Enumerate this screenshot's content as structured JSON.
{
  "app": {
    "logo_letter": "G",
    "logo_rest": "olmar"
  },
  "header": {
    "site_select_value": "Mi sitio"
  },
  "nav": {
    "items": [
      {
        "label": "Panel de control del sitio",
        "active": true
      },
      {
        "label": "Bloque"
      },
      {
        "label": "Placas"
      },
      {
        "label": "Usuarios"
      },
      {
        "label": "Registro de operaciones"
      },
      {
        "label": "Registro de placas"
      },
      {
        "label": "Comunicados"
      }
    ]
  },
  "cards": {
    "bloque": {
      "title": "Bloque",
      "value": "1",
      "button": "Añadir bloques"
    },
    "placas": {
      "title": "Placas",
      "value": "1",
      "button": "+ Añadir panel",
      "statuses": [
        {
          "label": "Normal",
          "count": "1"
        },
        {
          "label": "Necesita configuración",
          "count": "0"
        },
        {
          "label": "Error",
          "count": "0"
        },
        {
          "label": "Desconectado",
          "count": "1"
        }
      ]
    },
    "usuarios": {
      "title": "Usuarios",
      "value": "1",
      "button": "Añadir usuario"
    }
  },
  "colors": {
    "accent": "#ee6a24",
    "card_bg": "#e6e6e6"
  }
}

▸ **Task details**: Each entry above is to be set down again in exactly the same words.

▸ **Correct output**:
Enumerate this screenshot's content as structured JSON.
{
  "app": {
    "logo_letter": "G",
    "logo_rest": "olmar"
  },
  "header": {
    "site_select_value": "Mi sitio"
  },
  "nav": {
    "items": [
      {
        "label": "Panel de control del sitio",
        "active": true
      },
      {
        "label": "Bloque"
      },
      {
        "label": "Placas"
      },
      {
        "label": "Usuarios"
      },
      {
        "label": "Registro de operaciones"
      },
      {
        "label": "Registro de placas"
      },
      {
        "label": "Comunicados"
      }
    ]
  },
  "cards": {
    "bloque": {
      "title": "Bloque",
      "value": "1",
      "button": "Añadir bloques"
    },
    "placas": {
      "title": "Placas",
      "value": "1",
      "button": "+ Añadir panel",
      "statuses": [
        {
          "label": "Normal",
          "count": "1"
        },
        {
          "label": "Necesita configuración",
          "count": "0"
        },
        {
          "label": "Error",
          "count": "0"
        },
        {
          "label": "Desconectado",
          "count": "1"
        }
      ]
    },
    "usuarios": {
      "title": "Usuarios",
      "value": "1",
      "button": "Añadir usuario"
    }
  },
  "colors": {
    "accent": "#ee6a24",
    "card_bg": "#e6e6e6"
  }
}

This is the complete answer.